++++ Input for this task ++++
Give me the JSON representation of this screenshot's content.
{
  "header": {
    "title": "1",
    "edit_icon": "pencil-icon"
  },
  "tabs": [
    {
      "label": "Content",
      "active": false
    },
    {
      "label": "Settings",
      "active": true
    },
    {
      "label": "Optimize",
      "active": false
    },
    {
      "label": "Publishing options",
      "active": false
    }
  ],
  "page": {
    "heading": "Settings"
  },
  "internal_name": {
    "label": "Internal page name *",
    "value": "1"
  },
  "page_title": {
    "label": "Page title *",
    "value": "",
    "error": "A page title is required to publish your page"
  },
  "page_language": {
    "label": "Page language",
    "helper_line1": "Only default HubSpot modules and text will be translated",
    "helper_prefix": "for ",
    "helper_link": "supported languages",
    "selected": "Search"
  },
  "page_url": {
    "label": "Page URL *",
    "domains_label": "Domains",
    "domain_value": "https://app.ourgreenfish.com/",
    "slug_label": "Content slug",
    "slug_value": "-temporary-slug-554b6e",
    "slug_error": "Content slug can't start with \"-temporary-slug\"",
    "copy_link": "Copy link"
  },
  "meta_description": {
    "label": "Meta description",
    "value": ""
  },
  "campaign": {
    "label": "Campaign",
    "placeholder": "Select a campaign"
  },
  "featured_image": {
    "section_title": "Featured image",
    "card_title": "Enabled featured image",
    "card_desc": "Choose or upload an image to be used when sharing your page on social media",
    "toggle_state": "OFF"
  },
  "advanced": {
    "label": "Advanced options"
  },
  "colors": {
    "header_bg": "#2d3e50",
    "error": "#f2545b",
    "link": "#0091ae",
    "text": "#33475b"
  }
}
++++
▶ What you need to do
Every entry should be output exactly as written, please.

▶ Finished exercise
Give me the JSON representation of this screenshot's content.
{
  "header": {
    "title": "1",
    "edit_icon": "pencil-icon"
  },
  "tabs": [
    {
      "label": "Content",
      "active": false
    },
    {
      "label": "Settings",
      "active": true
    },
    {
      "label": "Optimize",
      "active": false
    },
    {
      "label": "Publishing options",
      "active": false
    }
  ],
  "page": {
    "heading": "Settings"
  },
  "internal_name": {
    "label": "Internal page name *",
    "value": "1"
  },
  "page_title": {
    "label": "Page title *",
    "value": "",
    "error": "A page title is required to publish your page"
  },
  "page_language": {
    "label": "Page language",
    "helper_line1": "Only default HubSpot modules and text will be translated",
    "helper_prefix": "for ",
    "helper_link": "supported languages",
    "selected": "Search"
  },
  "page_url": {
    "label": "Page URL *",
    "domains_label": "Domains",
    "domain_value": "https://app.ourgreenfish.com/",
    "slug_label": "Content slug",
    "slug_value": "-temporary-slug-554b6e",
    "slug_error": "Content slug can't start with \"-temporary-slug\"",
    "copy_link": "Copy link"
  },
  "meta_description": {
    "label": "Meta description",
    "value": ""
  },
  "campaign": {
    "label": "Campaign",
    "placeholder": "Select a campaign"
  },
  "featured_image": {
    "section_title": "Featured image",
    "card_title": "Enabled featured image",
    "card_desc": "Choose or upload an image to be used when sharing your page on social media",
    "toggle_state": "OFF"
  },
  "advanced": {
    "label": "Advanced options"
  },
  "colors": {
    "header_bg": "#2d3e50",
    "error": "#f2545b",
    "link": "#0091ae",
    "text": "#33475b"
  }
}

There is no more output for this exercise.